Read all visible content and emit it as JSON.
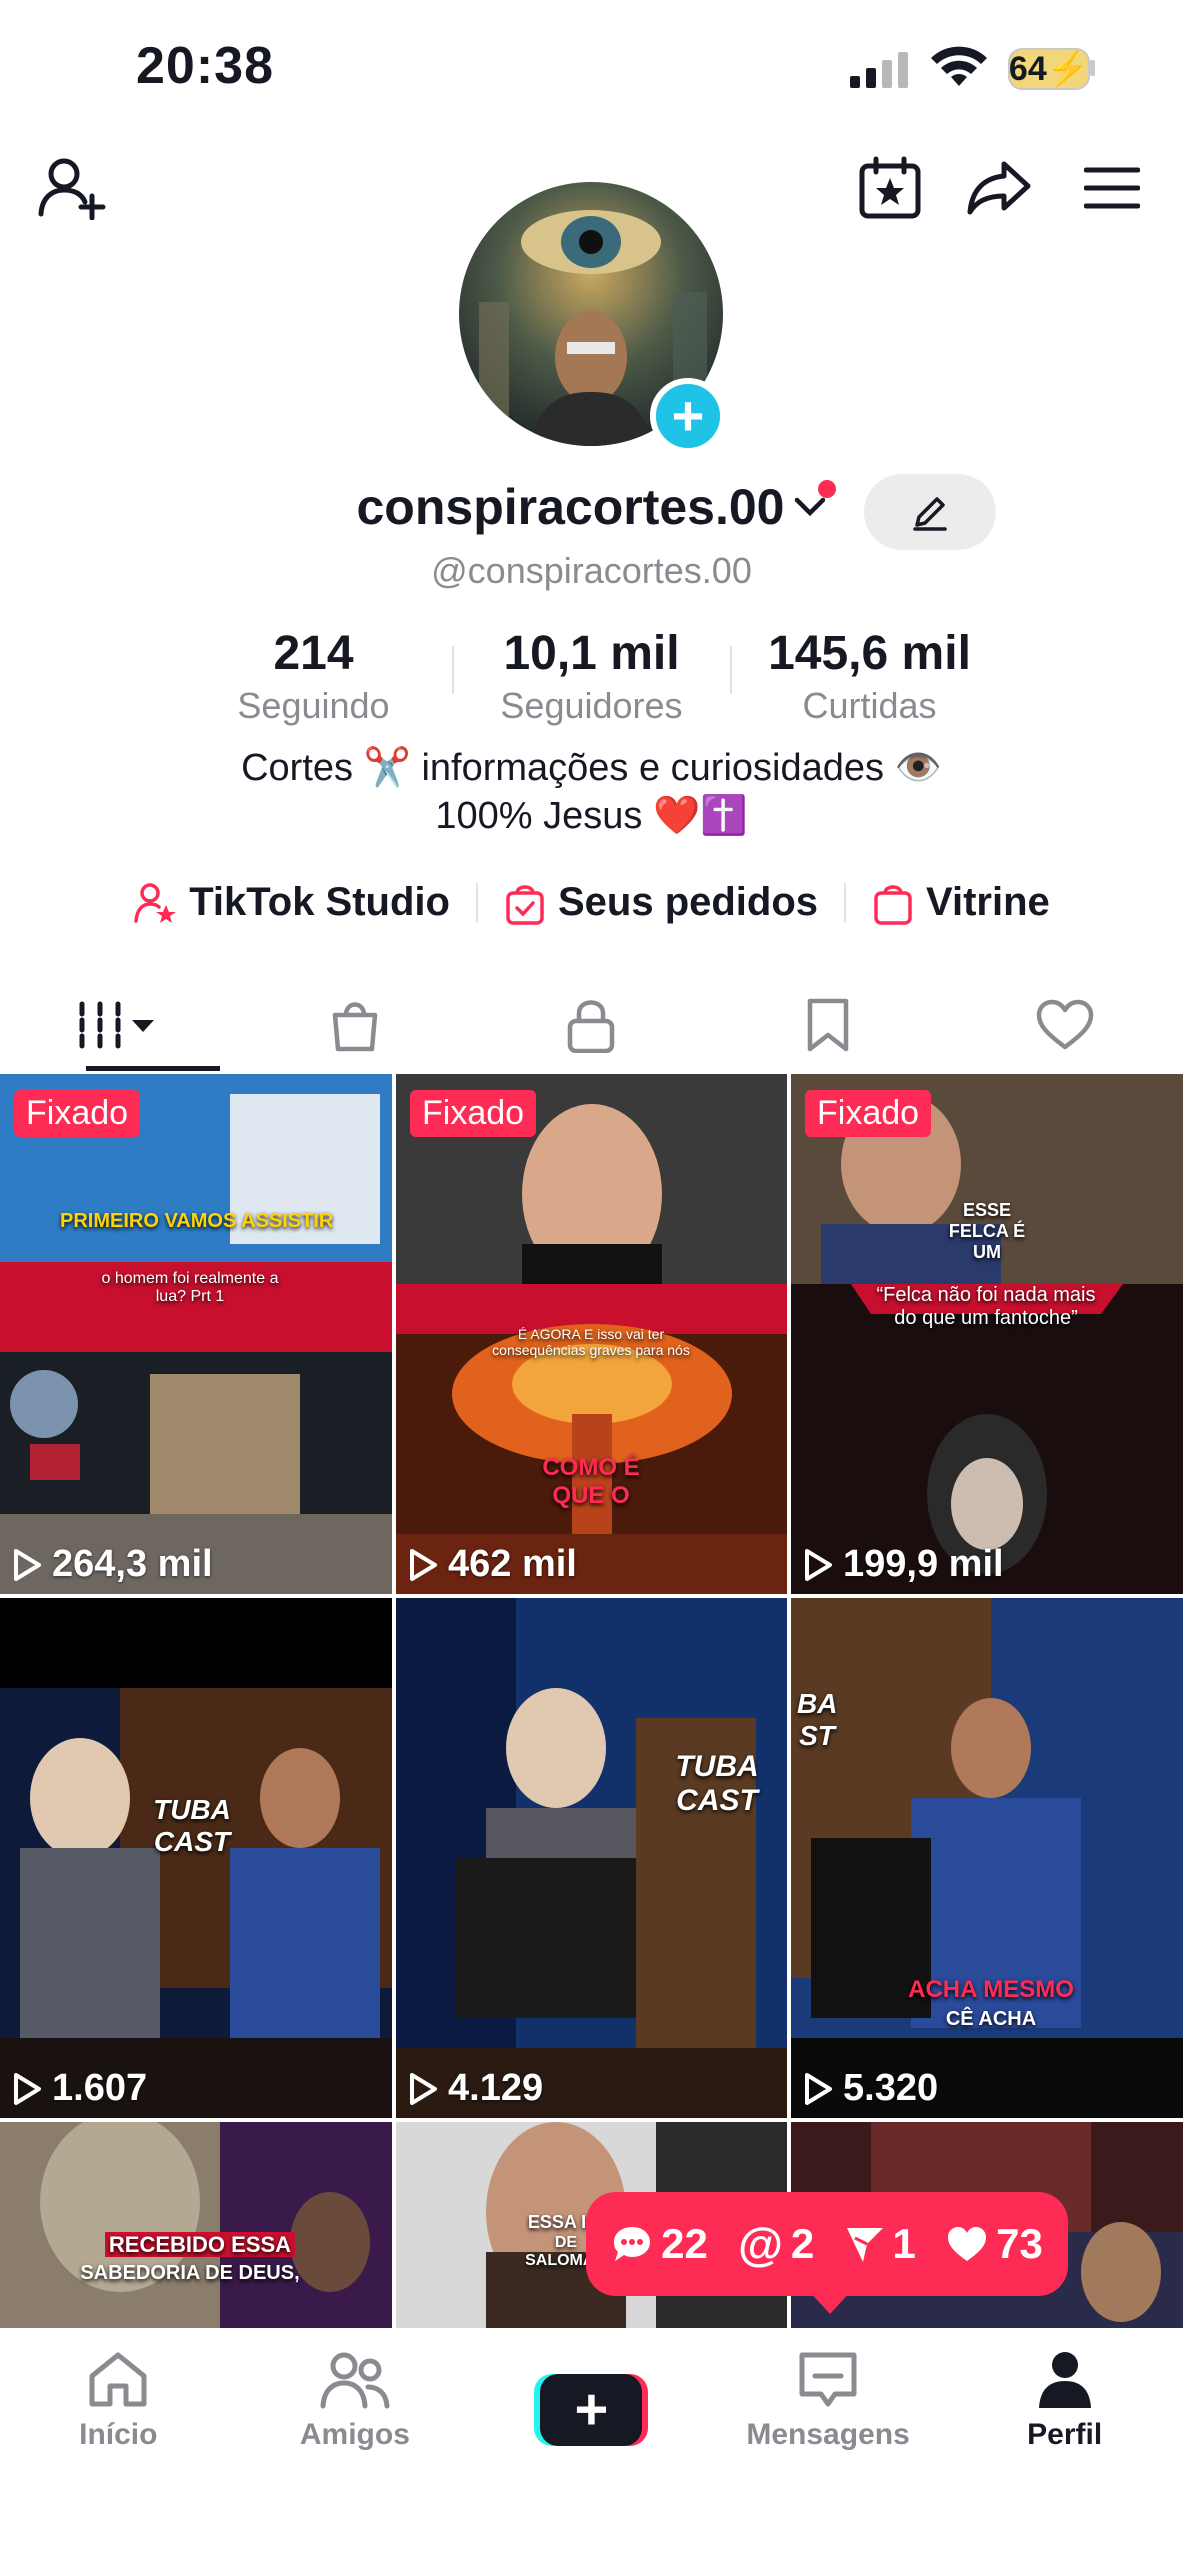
{
  "status_bar": {
    "time": "20:38",
    "battery": "64"
  },
  "profile": {
    "username": "conspiracortes.00",
    "handle": "@conspiracortes.00",
    "stats": [
      {
        "value": "214",
        "label": "Seguindo"
      },
      {
        "value": "10,1 mil",
        "label": "Seguidores"
      },
      {
        "value": "145,6 mil",
        "label": "Curtidas"
      }
    ],
    "bio_line1": "Cortes ✂️ informações e curiosidades 👁️",
    "bio_line2": "100% Jesus ❤️✝️"
  },
  "links": [
    {
      "label": "TikTok Studio",
      "icon": "person-star-icon"
    },
    {
      "label": "Seus pedidos",
      "icon": "shopping-bag-check-icon"
    },
    {
      "label": "Vitrine",
      "icon": "shopping-bag-icon"
    }
  ],
  "tabs": [
    "videos-grid-icon",
    "shop-bag-icon",
    "lock-icon",
    "bookmark-icon",
    "heart-icon"
  ],
  "videos": [
    {
      "pinned": "Fixado",
      "views": "264,3 mil",
      "caption_top": "PRIMEIRO VAMOS ASSISTIR",
      "caption_mid": "o homem foi realmente a lua? Prt 1"
    },
    {
      "pinned": "Fixado",
      "views": "462 mil",
      "caption_top": "É AGORA E isso vai ter consequências graves para nós",
      "caption_mid": "COMO É QUE O"
    },
    {
      "pinned": "Fixado",
      "views": "199,9 mil",
      "caption_top": "ESSE FELCA É UM",
      "caption_mid": "“Felca não foi nada mais do que um fantoche”"
    },
    {
      "pinned": "",
      "views": "1.607",
      "caption_top": "TUBA CAST",
      "caption_mid": ""
    },
    {
      "pinned": "",
      "views": "4.129",
      "caption_top": "TUBA CAST",
      "caption_mid": ""
    },
    {
      "pinned": "",
      "views": "5.320",
      "caption_top": "ACHA MESMO",
      "caption_mid": "CÊ ACHA"
    },
    {
      "pinned": "",
      "views": "",
      "caption_top": "RECEBIDO ESSA",
      "caption_mid": "SABEDORIA DE DEUS,"
    },
    {
      "pinned": "",
      "views": "",
      "caption_top": "ESSA INI",
      "caption_mid": "DE SALOMÃO"
    },
    {
      "pinned": "",
      "views": "",
      "caption_top": "",
      "caption_mid": ""
    }
  ],
  "notifications": {
    "comments": "22",
    "mentions": "2",
    "shares": "1",
    "likes": "73"
  },
  "bottom_nav": [
    {
      "label": "Início",
      "icon": "home-icon"
    },
    {
      "label": "Amigos",
      "icon": "friends-icon"
    },
    {
      "label": "",
      "icon": "create-plus-icon"
    },
    {
      "label": "Mensagens",
      "icon": "inbox-icon"
    },
    {
      "label": "Perfil",
      "icon": "profile-icon"
    }
  ],
  "colors": {
    "accent": "#fe2c55",
    "cyan": "#25f4ee",
    "text": "#161823",
    "secondary": "#8a8b91"
  }
}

◆ YOUR OBJECTIVE:
Identify and list each line with the word "conspiracortes".

◆ SOLUTION TO THIS PROBLEM:
    "username": "conspiracortes.00",
    "handle": "@conspiracortes.00",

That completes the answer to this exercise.